Output every line of the entries below unchanged, leaving out the pictures.

- **Data for this exercise**:
start

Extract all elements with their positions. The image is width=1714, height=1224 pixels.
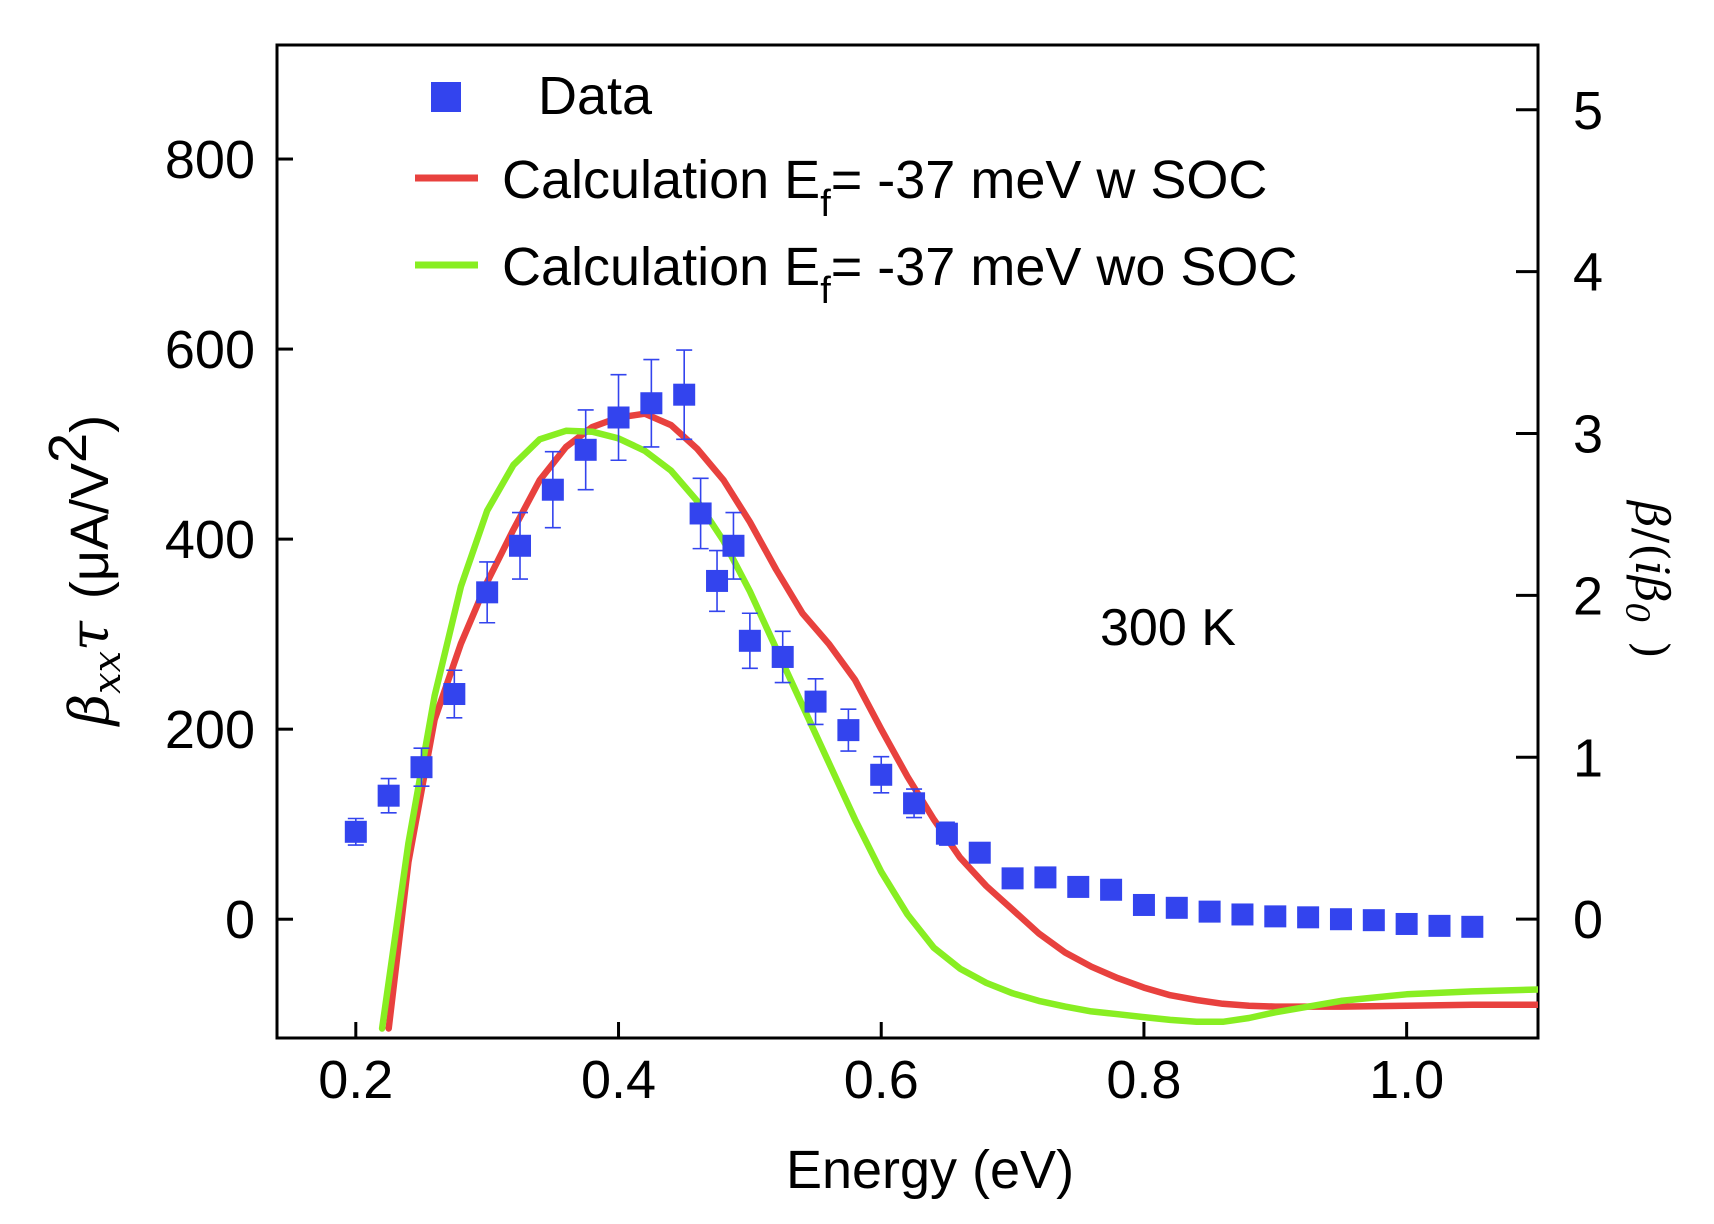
data-point [443, 683, 466, 706]
plot-frame [275, 43, 1540, 1040]
data-point [377, 784, 400, 807]
data-point [706, 569, 729, 592]
y2-tick-label: 5 [1573, 81, 1603, 141]
data-point [1428, 914, 1451, 937]
legend-label-data: Data [538, 66, 653, 126]
x-tick-label: 0.2 [318, 1050, 393, 1110]
y-axis-title-tau: τ [58, 620, 121, 651]
svg-text:β/(iβ0): β/(iβ0) [1618, 499, 1679, 659]
y2-axis-title: β/(iβ0) [1618, 499, 1679, 659]
data-point [968, 841, 991, 864]
legend: Data Calculation Ef= -37 meV w SOC Calcu… [415, 66, 1297, 312]
data-point [689, 502, 712, 525]
x-tick-label: 1.0 [1369, 1050, 1444, 1110]
data-point [804, 690, 827, 713]
data-point [1461, 915, 1484, 938]
legend-marker-data [431, 82, 461, 112]
data-point [1264, 905, 1287, 928]
legend-label-nosoc: Calculation Ef= -37 meV wo SOC [502, 237, 1297, 312]
y-tick-label: 200 [165, 700, 255, 760]
data-point [1198, 900, 1221, 923]
y2-axis-title-slash: /( [1625, 528, 1679, 561]
data-point [607, 406, 630, 429]
y-axis-title-symbol: β [58, 694, 121, 727]
x-axis-title: Energy (eV) [786, 1140, 1074, 1200]
y2-tick-label: 1 [1573, 728, 1603, 788]
data-point [870, 763, 893, 786]
series-layer [344, 349, 1538, 1032]
data-point [1132, 893, 1155, 916]
x-axis: 0.2 0.4 0.6 0.8 1.0 [318, 1022, 1444, 1110]
y2-tick-label: 0 [1573, 890, 1603, 950]
y2-axis: 0 1 2 3 4 5 [1516, 81, 1603, 950]
data-point [1297, 906, 1320, 929]
temperature-annotation: 300 K [1100, 599, 1236, 657]
y2-axis-title-close: ) [1625, 641, 1679, 659]
data-point [1034, 866, 1057, 889]
data-point [1231, 903, 1254, 926]
x-tick-label: 0.6 [844, 1050, 919, 1110]
data-point [344, 820, 367, 843]
y2-axis-title-i: i [1625, 561, 1679, 576]
data-point [1067, 875, 1090, 898]
y-axis-title-sub: xx [85, 651, 129, 694]
data-point [410, 756, 433, 779]
data-point [509, 534, 532, 557]
data-point [640, 392, 663, 415]
data-point [1165, 896, 1188, 919]
legend-label-soc: Calculation Ef= -37 meV w SOC [502, 150, 1267, 225]
data-point [673, 383, 696, 406]
series-line-1 [385, 410, 1538, 1032]
data-point [771, 645, 794, 668]
data-point [541, 478, 564, 501]
y2-tick-label: 2 [1573, 566, 1603, 626]
y-axis-title-close: ) [60, 415, 120, 433]
y2-axis-title-sub: 0 [1618, 603, 1656, 623]
y-axis-title-sup: 2 [38, 433, 98, 463]
series-line-2 [378, 427, 1538, 1032]
data-point [738, 629, 761, 652]
data-point [1395, 912, 1418, 935]
data-point [722, 534, 745, 557]
y2-tick-label: 3 [1573, 405, 1603, 465]
data-point [1329, 908, 1352, 931]
y2-axis-title-beta0: β [1625, 574, 1679, 603]
data-point [837, 719, 860, 742]
y-tick-label: 400 [165, 510, 255, 570]
y2-axis-title-beta: β [1625, 499, 1679, 528]
data-point [903, 792, 926, 815]
data-point [1001, 867, 1024, 890]
data-point [574, 438, 597, 461]
data-point [935, 822, 958, 845]
y-tick-label: 800 [165, 130, 255, 190]
y-axis-title-unit: (μA/V [60, 463, 120, 599]
data-point [1100, 878, 1123, 901]
y-axis-title: βxxτ (μA/V2) [38, 415, 129, 727]
svg-text:βxxτ(μA/V2): βxxτ (μA/V2) [38, 415, 129, 727]
x-tick-label: 0.4 [581, 1050, 656, 1110]
x-tick-label: 0.8 [1106, 1050, 1181, 1110]
data-point [476, 581, 499, 604]
data-point [1362, 909, 1385, 932]
y-axis: 0 200 400 600 800 [165, 130, 293, 950]
y2-tick-label: 4 [1573, 243, 1603, 303]
y-tick-label: 0 [225, 890, 255, 950]
y-tick-label: 600 [165, 320, 255, 380]
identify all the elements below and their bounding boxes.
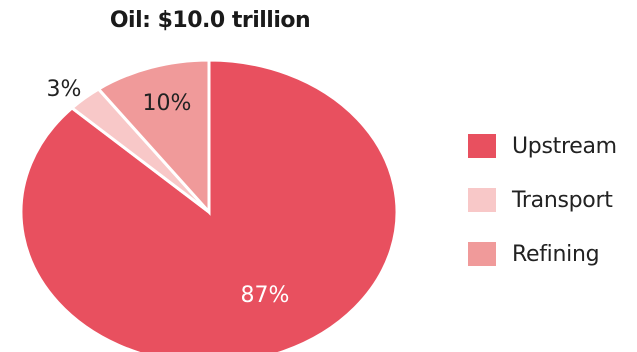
slice-refining (96, 58, 211, 216)
legend-label-transport: Transport (512, 187, 613, 213)
legend-label-refining: Refining (512, 241, 600, 267)
slice-label-refining: 10% (143, 91, 192, 116)
chart-title: Oil: $10.0 trillion (109, 8, 311, 33)
legend-swatch-refining (468, 242, 496, 266)
slice-label-upstream: 87% (241, 283, 290, 308)
slice-label-transport: 3% (47, 77, 82, 102)
legend-item-transport: Transport (468, 184, 617, 216)
legend-swatch-upstream (468, 134, 496, 158)
legend-swatch-transport (468, 188, 496, 212)
legend-item-upstream: Upstream (468, 130, 617, 162)
legend-item-refining: Refining (468, 238, 617, 270)
legend-label-upstream: Upstream (512, 133, 617, 159)
legend: Upstream Transport Refining (468, 130, 617, 292)
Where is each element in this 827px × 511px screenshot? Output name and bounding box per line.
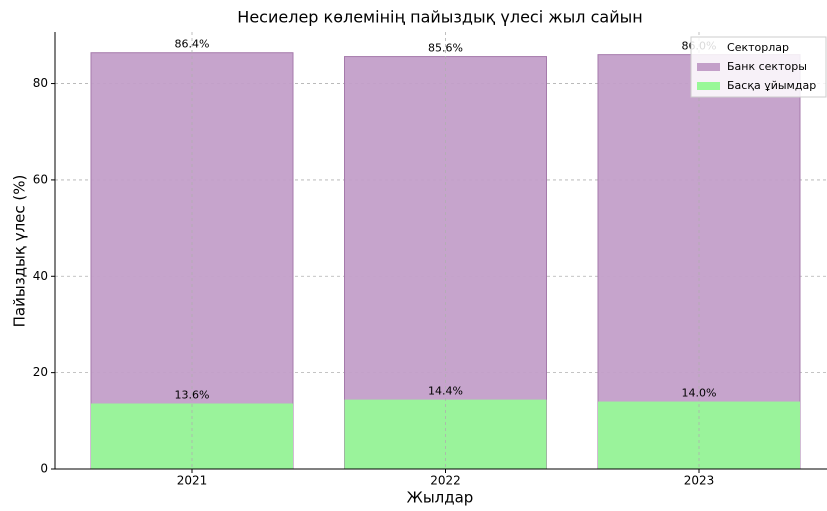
x-tick-label: 2021 xyxy=(177,474,208,488)
x-tick-label: 2022 xyxy=(430,474,461,488)
legend-swatch xyxy=(697,63,720,71)
y-tick-label: 20 xyxy=(33,365,48,379)
x-axis-label: Жылдар xyxy=(407,489,474,507)
legend-label: Банк секторы xyxy=(727,60,807,73)
y-axis-label: Пайыздық үлес (%) xyxy=(11,175,29,328)
data-label: 14.4% xyxy=(428,385,463,398)
chart-title: Несиелер көлемінің пайыздық үлесі жыл са… xyxy=(237,8,642,27)
x-tick-label: 2023 xyxy=(684,474,715,488)
data-label: 85.6% xyxy=(428,42,463,55)
y-tick-label: 40 xyxy=(33,269,48,283)
legend-swatch xyxy=(697,82,720,90)
y-tick-label: 80 xyxy=(33,76,48,90)
legend-label: Басқа ұйымдар xyxy=(727,79,816,92)
legend-title: Секторлар xyxy=(727,41,789,54)
y-tick-label: 60 xyxy=(33,172,48,186)
y-tick-label: 0 xyxy=(40,462,48,476)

end

- **Answer**:
Extract all elements with their positions. The image is width=1714, height=1224 pixels.
data-point [443, 683, 466, 706]
plot-frame [275, 43, 1540, 1040]
data-point [377, 784, 400, 807]
data-point [706, 569, 729, 592]
y2-tick-label: 5 [1573, 81, 1603, 141]
data-point [1428, 914, 1451, 937]
legend-label-data: Data [538, 66, 653, 126]
x-tick-label: 0.2 [318, 1050, 393, 1110]
y-axis-title-tau: τ [58, 620, 121, 651]
svg-text:β/(iβ0): β/(iβ0) [1618, 499, 1679, 659]
y2-axis-title: β/(iβ0) [1618, 499, 1679, 659]
data-point [968, 841, 991, 864]
legend: Data Calculation Ef= -37 meV w SOC Calcu… [415, 66, 1297, 312]
data-point [689, 502, 712, 525]
x-tick-label: 1.0 [1369, 1050, 1444, 1110]
data-point [804, 690, 827, 713]
data-point [1461, 915, 1484, 938]
legend-marker-data [431, 82, 461, 112]
data-point [1264, 905, 1287, 928]
legend-label-nosoc: Calculation Ef= -37 meV wo SOC [502, 237, 1297, 312]
y-tick-label: 200 [165, 700, 255, 760]
data-point [1198, 900, 1221, 923]
y2-axis-title-slash: /( [1625, 528, 1679, 561]
data-point [607, 406, 630, 429]
y-axis-title-symbol: β [58, 694, 121, 727]
x-axis-title: Energy (eV) [786, 1140, 1074, 1200]
y2-tick-label: 1 [1573, 728, 1603, 788]
data-point [870, 763, 893, 786]
series-layer [344, 349, 1538, 1032]
data-point [1132, 893, 1155, 916]
x-axis: 0.2 0.4 0.6 0.8 1.0 [318, 1022, 1444, 1110]
y2-tick-label: 0 [1573, 890, 1603, 950]
y2-axis: 0 1 2 3 4 5 [1516, 81, 1603, 950]
data-point [1297, 906, 1320, 929]
temperature-annotation: 300 K [1100, 599, 1236, 657]
y2-axis-title-close: ) [1625, 641, 1679, 659]
data-point [1034, 866, 1057, 889]
data-point [1231, 903, 1254, 926]
x-tick-label: 0.6 [844, 1050, 919, 1110]
data-point [344, 820, 367, 843]
y2-axis-title-i: i [1625, 561, 1679, 576]
data-point [1067, 875, 1090, 898]
y-axis-title-sub: xx [85, 651, 129, 694]
data-point [410, 756, 433, 779]
data-point [509, 534, 532, 557]
data-point [640, 392, 663, 415]
data-point [1165, 896, 1188, 919]
legend-label-soc: Calculation Ef= -37 meV w SOC [502, 150, 1267, 225]
data-point [673, 383, 696, 406]
series-line-1 [385, 410, 1538, 1032]
data-point [771, 645, 794, 668]
data-point [541, 478, 564, 501]
y2-tick-label: 2 [1573, 566, 1603, 626]
y-axis-title-close: ) [60, 415, 120, 433]
y2-axis-title-sub: 0 [1618, 603, 1656, 623]
y-axis-title-sup: 2 [38, 433, 98, 463]
series-line-2 [378, 427, 1538, 1032]
data-point [738, 629, 761, 652]
data-point [1395, 912, 1418, 935]
data-point [722, 534, 745, 557]
y2-tick-label: 3 [1573, 405, 1603, 465]
data-point [1329, 908, 1352, 931]
y2-axis-title-beta0: β [1625, 574, 1679, 603]
data-point [837, 719, 860, 742]
y-tick-label: 400 [165, 510, 255, 570]
y2-axis-title-beta: β [1625, 499, 1679, 528]
data-point [903, 792, 926, 815]
data-point [1001, 867, 1024, 890]
data-point [574, 438, 597, 461]
data-point [935, 822, 958, 845]
y-tick-label: 800 [165, 130, 255, 190]
y-axis-title-unit: (μA/V [60, 463, 120, 599]
data-point [1100, 878, 1123, 901]
y-axis-title: βxxτ (μA/V2) [38, 415, 129, 727]
svg-text:βxxτ(μA/V2): βxxτ (μA/V2) [38, 415, 129, 727]
x-tick-label: 0.4 [581, 1050, 656, 1110]
x-tick-label: 0.8 [1106, 1050, 1181, 1110]
data-point [476, 581, 499, 604]
data-point [1362, 909, 1385, 932]
y-axis: 0 200 400 600 800 [165, 130, 293, 950]
y2-tick-label: 4 [1573, 243, 1603, 303]
y-tick-label: 0 [225, 890, 255, 950]
y-tick-label: 600 [165, 320, 255, 380]
identify all the elements below and their bounding boxes.
slice-refining (96, 58, 211, 216)
legend-label-transport: Transport (512, 187, 613, 213)
legend-label-refining: Refining (512, 241, 600, 267)
slice-label-refining: 10% (143, 91, 192, 116)
chart-title: Oil: $10.0 trillion (109, 8, 311, 33)
legend-swatch-refining (468, 242, 496, 266)
slice-label-upstream: 87% (241, 283, 290, 308)
slice-label-transport: 3% (47, 77, 82, 102)
legend-item-transport: Transport (468, 184, 617, 216)
legend-swatch-upstream (468, 134, 496, 158)
legend-swatch-transport (468, 188, 496, 212)
legend-item-upstream: Upstream (468, 130, 617, 162)
legend-item-refining: Refining (468, 238, 617, 270)
legend-label-upstream: Upstream (512, 133, 617, 159)
legend: Upstream Transport Refining (468, 130, 617, 292)
Where is each element in this 827px × 511px screenshot? Output name and bounding box per line.
x-tick-label: 2021 xyxy=(177,474,208,488)
x-tick-label: 2022 xyxy=(430,474,461,488)
legend-swatch xyxy=(697,63,720,71)
y-tick-label: 20 xyxy=(33,365,48,379)
x-axis-label: Жылдар xyxy=(407,489,474,507)
legend-label: Банк секторы xyxy=(727,60,807,73)
y-axis-label: Пайыздық үлес (%) xyxy=(11,175,29,328)
data-label: 14.4% xyxy=(428,385,463,398)
chart-title: Несиелер көлемінің пайыздық үлесі жыл са… xyxy=(237,8,642,27)
x-tick-label: 2023 xyxy=(684,474,715,488)
data-label: 85.6% xyxy=(428,42,463,55)
y-tick-label: 40 xyxy=(33,269,48,283)
legend-swatch xyxy=(697,82,720,90)
y-tick-label: 80 xyxy=(33,76,48,90)
legend-label: Басқа ұйымдар xyxy=(727,79,816,92)
legend-title: Секторлар xyxy=(727,41,789,54)
y-tick-label: 60 xyxy=(33,172,48,186)
y-tick-label: 0 xyxy=(40,462,48,476)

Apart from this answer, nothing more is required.